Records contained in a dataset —
— begin —
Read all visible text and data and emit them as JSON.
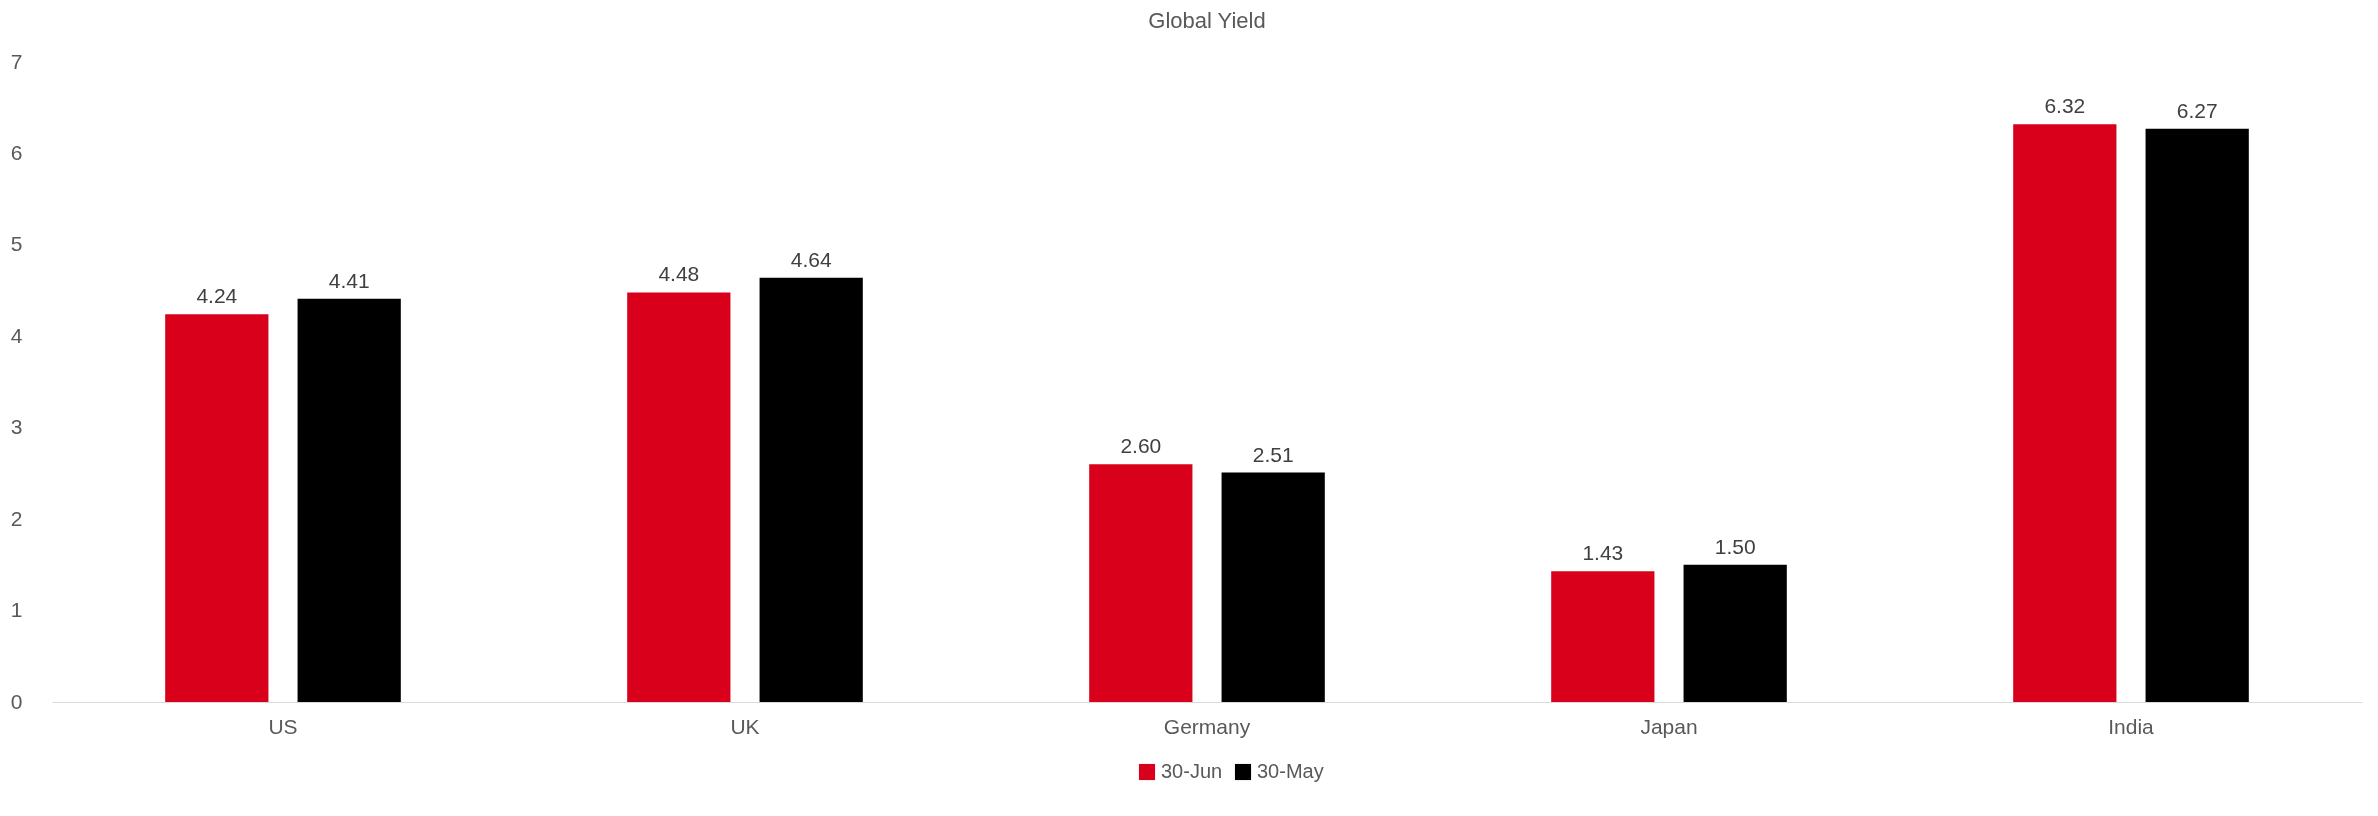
{
  "chart_data": {
    "type": "bar",
    "title": "Global Yield",
    "categories": [
      "US",
      "UK",
      "Germany",
      "Japan",
      "India"
    ],
    "series": [
      {
        "name": "30-Jun",
        "color": "#d9001b",
        "values": [
          4.24,
          4.48,
          2.6,
          1.43,
          6.32
        ],
        "value_labels": [
          "4.24",
          "4.48",
          "2.60",
          "1.43",
          "6.32"
        ]
      },
      {
        "name": "30-May",
        "color": "#000000",
        "values": [
          4.41,
          4.64,
          2.51,
          1.5,
          6.27
        ],
        "value_labels": [
          "4.41",
          "4.64",
          "2.51",
          "1.50",
          "6.27"
        ]
      }
    ],
    "ylim": [
      0,
      7
    ],
    "yticks": [
      0,
      1,
      2,
      3,
      4,
      5,
      6,
      7
    ],
    "grid": false,
    "legend": "bottom"
  }
}
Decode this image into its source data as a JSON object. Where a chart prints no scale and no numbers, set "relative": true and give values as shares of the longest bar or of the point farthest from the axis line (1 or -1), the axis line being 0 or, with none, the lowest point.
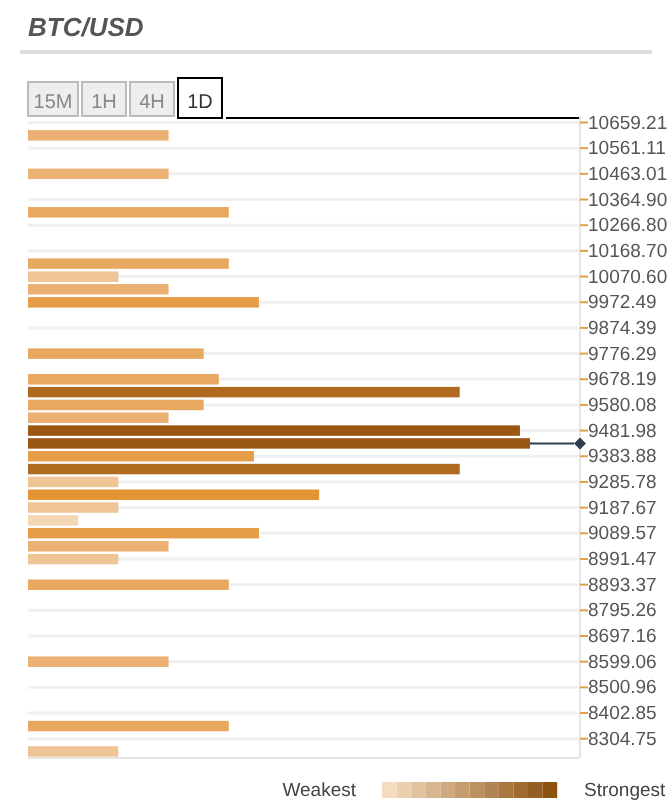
{
  "chart_data": {
    "type": "bar",
    "orientation": "horizontal",
    "relative": true,
    "title": "BTC/USD",
    "annotations": [
      "15M",
      "1H",
      "4H",
      "1D",
      "Weakest",
      "Strongest"
    ],
    "x": [
      10610,
      10463,
      10316,
      10120,
      10070,
      10022,
      9972,
      9776,
      9678,
      9629,
      9580,
      9531,
      9482,
      9433,
      9384,
      9335,
      9286,
      9237,
      9188,
      9139,
      9090,
      9040,
      8991,
      8893,
      8599,
      8353,
      8256
    ],
    "values": [
      0.28,
      0.28,
      0.4,
      0.4,
      0.18,
      0.28,
      0.46,
      0.35,
      0.38,
      0.86,
      0.35,
      0.28,
      0.98,
      1,
      0.45,
      0.86,
      0.18,
      0.58,
      0.18,
      0.1,
      0.46,
      0.28,
      0.18,
      0.4,
      0.28,
      0.4,
      0.18
    ],
    "colors": [
      "#ebb073",
      "#ebb073",
      "#e8a860",
      "#e8a860",
      "#f0c596",
      "#ebb073",
      "#e59d48",
      "#e8a860",
      "#e8a860",
      "#b06a1f",
      "#e8a860",
      "#ebb073",
      "#9a5714",
      "#9a5714",
      "#e59d48",
      "#b06a1f",
      "#f0c596",
      "#e39434",
      "#f0c596",
      "#f5d6b4",
      "#e59d48",
      "#ebb073",
      "#f0c596",
      "#e8a860",
      "#ebb073",
      "#e8a860",
      "#f0c596"
    ],
    "ylim": [
      8231,
      10684
    ],
    "yticks": [
      {
        "value": 10659.21,
        "label": "10659.21"
      },
      {
        "value": 10561.11,
        "label": "10561.11"
      },
      {
        "value": 10463.01,
        "label": "10463.01"
      },
      {
        "value": 10364.9,
        "label": "10364.90"
      },
      {
        "value": 10266.8,
        "label": "10266.80"
      },
      {
        "value": 10168.7,
        "label": "10168.70"
      },
      {
        "value": 10070.6,
        "label": "10070.60"
      },
      {
        "value": 9972.49,
        "label": "9972.49"
      },
      {
        "value": 9874.39,
        "label": "9874.39"
      },
      {
        "value": 9776.29,
        "label": "9776.29"
      },
      {
        "value": 9678.19,
        "label": "9678.19"
      },
      {
        "value": 9580.08,
        "label": "9580.08"
      },
      {
        "value": 9481.98,
        "label": "9481.98"
      },
      {
        "value": 9383.88,
        "label": "9383.88"
      },
      {
        "value": 9285.78,
        "label": "9285.78"
      },
      {
        "value": 9187.67,
        "label": "9187.67"
      },
      {
        "value": 9089.57,
        "label": "9089.57"
      },
      {
        "value": 8991.47,
        "label": "8991.47"
      },
      {
        "value": 8893.37,
        "label": "8893.37"
      },
      {
        "value": 8795.26,
        "label": "8795.26"
      },
      {
        "value": 8697.16,
        "label": "8697.16"
      },
      {
        "value": 8599.06,
        "label": "8599.06"
      },
      {
        "value": 8500.96,
        "label": "8500.96"
      },
      {
        "value": 8402.85,
        "label": "8402.85"
      },
      {
        "value": 8304.75,
        "label": "8304.75"
      }
    ],
    "ref_lines": [
      {
        "axis": "y",
        "value": 9433,
        "color": "#2c3e50"
      }
    ],
    "grid": "y"
  }
}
— end —
CHALLENGE — All records should be output exactly, with the pictures left out.

RESPONSE TO THIS EXERCISE —
Read all visible text and data and emit them as JSON.
{
  "chart_data": {
    "type": "bar",
    "title": "Global Yield",
    "categories": [
      "US",
      "UK",
      "Germany",
      "Japan",
      "India"
    ],
    "series": [
      {
        "name": "30-Jun",
        "color": "#d9001b",
        "values": [
          4.24,
          4.48,
          2.6,
          1.43,
          6.32
        ],
        "value_labels": [
          "4.24",
          "4.48",
          "2.60",
          "1.43",
          "6.32"
        ]
      },
      {
        "name": "30-May",
        "color": "#000000",
        "values": [
          4.41,
          4.64,
          2.51,
          1.5,
          6.27
        ],
        "value_labels": [
          "4.41",
          "4.64",
          "2.51",
          "1.50",
          "6.27"
        ]
      }
    ],
    "ylim": [
      0,
      7
    ],
    "yticks": [
      0,
      1,
      2,
      3,
      4,
      5,
      6,
      7
    ],
    "grid": false,
    "legend": "bottom"
  }
}
Decode this image into its source data as a JSON object. Where a chart prints no scale and no numbers, set "relative": true and give values as shares of the longest bar or of the point farthest from the axis line (1 or -1), the axis line being 0 or, with none, the lowest point.
{
  "chart_data": {
    "type": "bar",
    "orientation": "horizontal",
    "relative": true,
    "title": "BTC/USD",
    "annotations": [
      "15M",
      "1H",
      "4H",
      "1D",
      "Weakest",
      "Strongest"
    ],
    "x": [
      10610,
      10463,
      10316,
      10120,
      10070,
      10022,
      9972,
      9776,
      9678,
      9629,
      9580,
      9531,
      9482,
      9433,
      9384,
      9335,
      9286,
      9237,
      9188,
      9139,
      9090,
      9040,
      8991,
      8893,
      8599,
      8353,
      8256
    ],
    "values": [
      0.28,
      0.28,
      0.4,
      0.4,
      0.18,
      0.28,
      0.46,
      0.35,
      0.38,
      0.86,
      0.35,
      0.28,
      0.98,
      1,
      0.45,
      0.86,
      0.18,
      0.58,
      0.18,
      0.1,
      0.46,
      0.28,
      0.18,
      0.4,
      0.28,
      0.4,
      0.18
    ],
    "colors": [
      "#ebb073",
      "#ebb073",
      "#e8a860",
      "#e8a860",
      "#f0c596",
      "#ebb073",
      "#e59d48",
      "#e8a860",
      "#e8a860",
      "#b06a1f",
      "#e8a860",
      "#ebb073",
      "#9a5714",
      "#9a5714",
      "#e59d48",
      "#b06a1f",
      "#f0c596",
      "#e39434",
      "#f0c596",
      "#f5d6b4",
      "#e59d48",
      "#ebb073",
      "#f0c596",
      "#e8a860",
      "#ebb073",
      "#e8a860",
      "#f0c596"
    ],
    "ylim": [
      8231,
      10684
    ],
    "yticks": [
      {
        "value": 10659.21,
        "label": "10659.21"
      },
      {
        "value": 10561.11,
        "label": "10561.11"
      },
      {
        "value": 10463.01,
        "label": "10463.01"
      },
      {
        "value": 10364.9,
        "label": "10364.90"
      },
      {
        "value": 10266.8,
        "label": "10266.80"
      },
      {
        "value": 10168.7,
        "label": "10168.70"
      },
      {
        "value": 10070.6,
        "label": "10070.60"
      },
      {
        "value": 9972.49,
        "label": "9972.49"
      },
      {
        "value": 9874.39,
        "label": "9874.39"
      },
      {
        "value": 9776.29,
        "label": "9776.29"
      },
      {
        "value": 9678.19,
        "label": "9678.19"
      },
      {
        "value": 9580.08,
        "label": "9580.08"
      },
      {
        "value": 9481.98,
        "label": "9481.98"
      },
      {
        "value": 9383.88,
        "label": "9383.88"
      },
      {
        "value": 9285.78,
        "label": "9285.78"
      },
      {
        "value": 9187.67,
        "label": "9187.67"
      },
      {
        "value": 9089.57,
        "label": "9089.57"
      },
      {
        "value": 8991.47,
        "label": "8991.47"
      },
      {
        "value": 8893.37,
        "label": "8893.37"
      },
      {
        "value": 8795.26,
        "label": "8795.26"
      },
      {
        "value": 8697.16,
        "label": "8697.16"
      },
      {
        "value": 8599.06,
        "label": "8599.06"
      },
      {
        "value": 8500.96,
        "label": "8500.96"
      },
      {
        "value": 8402.85,
        "label": "8402.85"
      },
      {
        "value": 8304.75,
        "label": "8304.75"
      }
    ],
    "ref_lines": [
      {
        "axis": "y",
        "value": 9433,
        "color": "#2c3e50"
      }
    ],
    "grid": "y"
  }
}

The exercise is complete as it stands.